### WHAT IS NEEDED
Transcribe every line, keeping it exact.

### RECORD EXTRACTS
=====

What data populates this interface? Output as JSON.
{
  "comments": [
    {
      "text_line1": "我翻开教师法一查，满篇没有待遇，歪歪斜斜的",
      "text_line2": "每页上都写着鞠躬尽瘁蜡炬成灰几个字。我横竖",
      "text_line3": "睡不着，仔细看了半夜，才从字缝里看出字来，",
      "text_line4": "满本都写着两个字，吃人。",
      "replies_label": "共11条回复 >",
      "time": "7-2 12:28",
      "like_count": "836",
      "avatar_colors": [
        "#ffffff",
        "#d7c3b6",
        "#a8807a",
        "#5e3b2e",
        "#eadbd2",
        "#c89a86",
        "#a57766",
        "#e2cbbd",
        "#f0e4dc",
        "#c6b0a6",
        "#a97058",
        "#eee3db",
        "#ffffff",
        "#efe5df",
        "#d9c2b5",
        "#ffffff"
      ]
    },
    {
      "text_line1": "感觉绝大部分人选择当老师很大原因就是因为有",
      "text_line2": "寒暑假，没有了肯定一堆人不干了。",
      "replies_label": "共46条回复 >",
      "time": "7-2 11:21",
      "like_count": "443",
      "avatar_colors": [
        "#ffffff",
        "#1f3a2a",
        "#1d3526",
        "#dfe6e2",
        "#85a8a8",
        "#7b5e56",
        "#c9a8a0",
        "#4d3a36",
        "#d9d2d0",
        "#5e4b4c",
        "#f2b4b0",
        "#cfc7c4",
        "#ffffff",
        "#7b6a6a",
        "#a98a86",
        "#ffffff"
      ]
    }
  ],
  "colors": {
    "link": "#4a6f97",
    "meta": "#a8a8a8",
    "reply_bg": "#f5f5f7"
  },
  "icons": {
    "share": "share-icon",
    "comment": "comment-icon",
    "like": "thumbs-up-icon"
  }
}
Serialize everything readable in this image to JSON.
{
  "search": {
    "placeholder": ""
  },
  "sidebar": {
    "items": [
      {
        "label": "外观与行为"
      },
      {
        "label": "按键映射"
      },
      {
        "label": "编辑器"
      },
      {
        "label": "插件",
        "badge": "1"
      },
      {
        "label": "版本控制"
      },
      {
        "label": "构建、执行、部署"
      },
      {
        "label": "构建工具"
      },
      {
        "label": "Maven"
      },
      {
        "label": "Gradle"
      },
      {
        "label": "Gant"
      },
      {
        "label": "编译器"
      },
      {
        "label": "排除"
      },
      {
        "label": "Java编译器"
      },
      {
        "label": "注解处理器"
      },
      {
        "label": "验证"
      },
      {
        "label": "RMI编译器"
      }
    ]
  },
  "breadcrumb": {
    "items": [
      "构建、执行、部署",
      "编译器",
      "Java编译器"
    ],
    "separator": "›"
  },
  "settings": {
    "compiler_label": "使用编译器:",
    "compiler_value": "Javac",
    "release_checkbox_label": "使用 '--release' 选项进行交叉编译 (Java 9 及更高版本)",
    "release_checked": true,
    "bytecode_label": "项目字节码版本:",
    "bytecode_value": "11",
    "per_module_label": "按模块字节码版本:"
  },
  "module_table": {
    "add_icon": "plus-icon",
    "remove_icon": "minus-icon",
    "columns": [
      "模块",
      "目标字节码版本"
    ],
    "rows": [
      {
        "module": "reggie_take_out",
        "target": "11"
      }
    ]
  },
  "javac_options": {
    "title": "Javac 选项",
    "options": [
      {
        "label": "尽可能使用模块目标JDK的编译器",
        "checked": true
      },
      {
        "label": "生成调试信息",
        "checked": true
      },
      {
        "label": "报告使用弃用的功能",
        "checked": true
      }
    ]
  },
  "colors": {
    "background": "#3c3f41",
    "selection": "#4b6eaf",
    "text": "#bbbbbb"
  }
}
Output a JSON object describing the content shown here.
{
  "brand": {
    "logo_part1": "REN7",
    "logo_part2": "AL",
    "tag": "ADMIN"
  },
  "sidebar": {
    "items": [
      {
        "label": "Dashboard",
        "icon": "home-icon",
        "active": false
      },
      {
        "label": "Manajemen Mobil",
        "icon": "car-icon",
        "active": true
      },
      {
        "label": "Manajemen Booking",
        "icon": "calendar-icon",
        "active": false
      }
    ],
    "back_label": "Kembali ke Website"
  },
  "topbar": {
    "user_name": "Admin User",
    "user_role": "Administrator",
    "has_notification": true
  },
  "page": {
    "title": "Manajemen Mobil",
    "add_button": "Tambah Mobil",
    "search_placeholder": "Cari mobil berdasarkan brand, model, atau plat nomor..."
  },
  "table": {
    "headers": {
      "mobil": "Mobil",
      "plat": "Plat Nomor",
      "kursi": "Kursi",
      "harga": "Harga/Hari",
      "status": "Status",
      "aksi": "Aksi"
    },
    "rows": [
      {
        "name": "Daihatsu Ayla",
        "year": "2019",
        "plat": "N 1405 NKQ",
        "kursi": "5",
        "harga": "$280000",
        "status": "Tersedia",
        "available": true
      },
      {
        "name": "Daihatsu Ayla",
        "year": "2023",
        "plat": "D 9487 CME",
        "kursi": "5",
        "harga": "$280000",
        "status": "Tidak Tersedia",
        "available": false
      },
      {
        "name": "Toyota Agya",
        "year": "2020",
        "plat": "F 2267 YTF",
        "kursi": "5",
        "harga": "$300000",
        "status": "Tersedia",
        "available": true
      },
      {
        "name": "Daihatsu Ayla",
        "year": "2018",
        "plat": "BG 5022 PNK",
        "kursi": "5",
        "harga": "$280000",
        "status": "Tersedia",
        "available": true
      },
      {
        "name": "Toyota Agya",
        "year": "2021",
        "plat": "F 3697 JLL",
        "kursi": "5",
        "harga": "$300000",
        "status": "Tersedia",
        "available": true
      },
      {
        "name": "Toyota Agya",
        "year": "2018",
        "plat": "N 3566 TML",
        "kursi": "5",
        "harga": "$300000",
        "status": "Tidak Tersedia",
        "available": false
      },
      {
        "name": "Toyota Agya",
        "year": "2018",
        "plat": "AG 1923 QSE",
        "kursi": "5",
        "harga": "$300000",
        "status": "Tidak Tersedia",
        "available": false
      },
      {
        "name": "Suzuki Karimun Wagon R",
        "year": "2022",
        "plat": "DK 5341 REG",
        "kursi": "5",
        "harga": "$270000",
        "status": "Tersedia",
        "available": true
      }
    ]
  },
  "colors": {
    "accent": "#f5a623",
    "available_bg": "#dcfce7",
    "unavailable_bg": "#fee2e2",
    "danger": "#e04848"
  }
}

=====

### EXERCISE RESPONSE
What data populates this interface? Output as JSON.
{
  "comments": [
    {
      "text_line1": "我翻开教师法一查，满篇没有待遇，歪歪斜斜的",
      "text_line2": "每页上都写着鞠躬尽瘁蜡炬成灰几个字。我横竖",
      "text_line3": "睡不着，仔细看了半夜，才从字缝里看出字来，",
      "text_line4": "满本都写着两个字，吃人。",
      "replies_label": "共11条回复 >",
      "time": "7-2 12:28",
      "like_count": "836",
      "avatar_colors": [
        "#ffffff",
        "#d7c3b6",
        "#a8807a",
        "#5e3b2e",
        "#eadbd2",
        "#c89a86",
        "#a57766",
        "#e2cbbd",
        "#f0e4dc",
        "#c6b0a6",
        "#a97058",
        "#eee3db",
        "#ffffff",
        "#efe5df",
        "#d9c2b5",
        "#ffffff"
      ]
    },
    {
      "text_line1": "感觉绝大部分人选择当老师很大原因就是因为有",
      "text_line2": "寒暑假，没有了肯定一堆人不干了。",
      "replies_label": "共46条回复 >",
      "time": "7-2 11:21",
      "like_count": "443",
      "avatar_colors": [
        "#ffffff",
        "#1f3a2a",
        "#1d3526",
        "#dfe6e2",
        "#85a8a8",
        "#7b5e56",
        "#c9a8a0",
        "#4d3a36",
        "#d9d2d0",
        "#5e4b4c",
        "#f2b4b0",
        "#cfc7c4",
        "#ffffff",
        "#7b6a6a",
        "#a98a86",
        "#ffffff"
      ]
    }
  ],
  "colors": {
    "link": "#4a6f97",
    "meta": "#a8a8a8",
    "reply_bg": "#f5f5f7"
  },
  "icons": {
    "share": "share-icon",
    "comment": "comment-icon",
    "like": "thumbs-up-icon"
  }
}
Serialize everything readable in this image to JSON.
{
  "search": {
    "placeholder": ""
  },
  "sidebar": {
    "items": [
      {
        "label": "外观与行为"
      },
      {
        "label": "按键映射"
      },
      {
        "label": "编辑器"
      },
      {
        "label": "插件",
        "badge": "1"
      },
      {
        "label": "版本控制"
      },
      {
        "label": "构建、执行、部署"
      },
      {
        "label": "构建工具"
      },
      {
        "label": "Maven"
      },
      {
        "label": "Gradle"
      },
      {
        "label": "Gant"
      },
      {
        "label": "编译器"
      },
      {
        "label": "排除"
      },
      {
        "label": "Java编译器"
      },
      {
        "label": "注解处理器"
      },
      {
        "label": "验证"
      },
      {
        "label": "RMI编译器"
      }
    ]
  },
  "breadcrumb": {
    "items": [
      "构建、执行、部署",
      "编译器",
      "Java编译器"
    ],
    "separator": "›"
  },
  "settings": {
    "compiler_label": "使用编译器:",
    "compiler_value": "Javac",
    "release_checkbox_label": "使用 '--release' 选项进行交叉编译 (Java 9 及更高版本)",
    "release_checked": true,
    "bytecode_label": "项目字节码版本:",
    "bytecode_value": "11",
    "per_module_label": "按模块字节码版本:"
  },
  "module_table": {
    "add_icon": "plus-icon",
    "remove_icon": "minus-icon",
    "columns": [
      "模块",
      "目标字节码版本"
    ],
    "rows": [
      {
        "module": "reggie_take_out",
        "target": "11"
      }
    ]
  },
  "javac_options": {
    "title": "Javac 选项",
    "options": [
      {
        "label": "尽可能使用模块目标JDK的编译器",
        "checked": true
      },
      {
        "label": "生成调试信息",
        "checked": true
      },
      {
        "label": "报告使用弃用的功能",
        "checked": true
      }
    ]
  },
  "colors": {
    "background": "#3c3f41",
    "selection": "#4b6eaf",
    "text": "#bbbbbb"
  }
}
Output a JSON object describing the content shown here.
{
  "brand": {
    "logo_part1": "REN7",
    "logo_part2": "AL",
    "tag": "ADMIN"
  },
  "sidebar": {
    "items": [
      {
        "label": "Dashboard",
        "icon": "home-icon",
        "active": false
      },
      {
        "label": "Manajemen Mobil",
        "icon": "car-icon",
        "active": true
      },
      {
        "label": "Manajemen Booking",
        "icon": "calendar-icon",
        "active": false
      }
    ],
    "back_label": "Kembali ke Website"
  },
  "topbar": {
    "user_name": "Admin User",
    "user_role": "Administrator",
    "has_notification": true
  },
  "page": {
    "title": "Manajemen Mobil",
    "add_button": "Tambah Mobil",
    "search_placeholder": "Cari mobil berdasarkan brand, model, atau plat nomor..."
  },
  "table": {
    "headers": {
      "mobil": "Mobil",
      "plat": "Plat Nomor",
      "kursi": "Kursi",
      "harga": "Harga/Hari",
      "status": "Status",
      "aksi": "Aksi"
    },
    "rows": [
      {
        "name": "Daihatsu Ayla",
        "year": "2019",
        "plat": "N 1405 NKQ",
        "kursi": "5",
        "harga": "$280000",
        "status": "Tersedia",
        "available": true
      },
      {
        "name": "Daihatsu Ayla",
        "year": "2023",
        "plat": "D 9487 CME",
        "kursi": "5",
        "harga": "$280000",
        "status": "Tidak Tersedia",
        "available": false
      },
      {
        "name": "Toyota Agya",
        "year": "2020",
        "plat": "F 2267 YTF",
        "kursi": "5",
        "harga": "$300000",
        "status": "Tersedia",
        "available": true
      },
      {
        "name": "Daihatsu Ayla",
        "year": "2018",
        "plat": "BG 5022 PNK",
        "kursi": "5",
        "harga": "$280000",
        "status": "Tersedia",
        "available": true
      },
      {
        "name": "Toyota Agya",
        "year": "2021",
        "plat": "F 3697 JLL",
        "kursi": "5",
        "harga": "$300000",
        "status": "Tersedia",
        "available": true
      },
      {
        "name": "Toyota Agya",
        "year": "2018",
        "plat": "N 3566 TML",
        "kursi": "5",
        "harga": "$300000",
        "status": "Tidak Tersedia",
        "available": false
      },
      {
        "name": "Toyota Agya",
        "year": "2018",
        "plat": "AG 1923 QSE",
        "kursi": "5",
        "harga": "$300000",
        "status": "Tidak Tersedia",
        "available": false
      },
      {
        "name": "Suzuki Karimun Wagon R",
        "year": "2022",
        "plat": "DK 5341 REG",
        "kursi": "5",
        "harga": "$270000",
        "status": "Tersedia",
        "available": true
      }
    ]
  },
  "colors": {
    "accent": "#f5a623",
    "available_bg": "#dcfce7",
    "unavailable_bg": "#fee2e2",
    "danger": "#e04848"
  }
}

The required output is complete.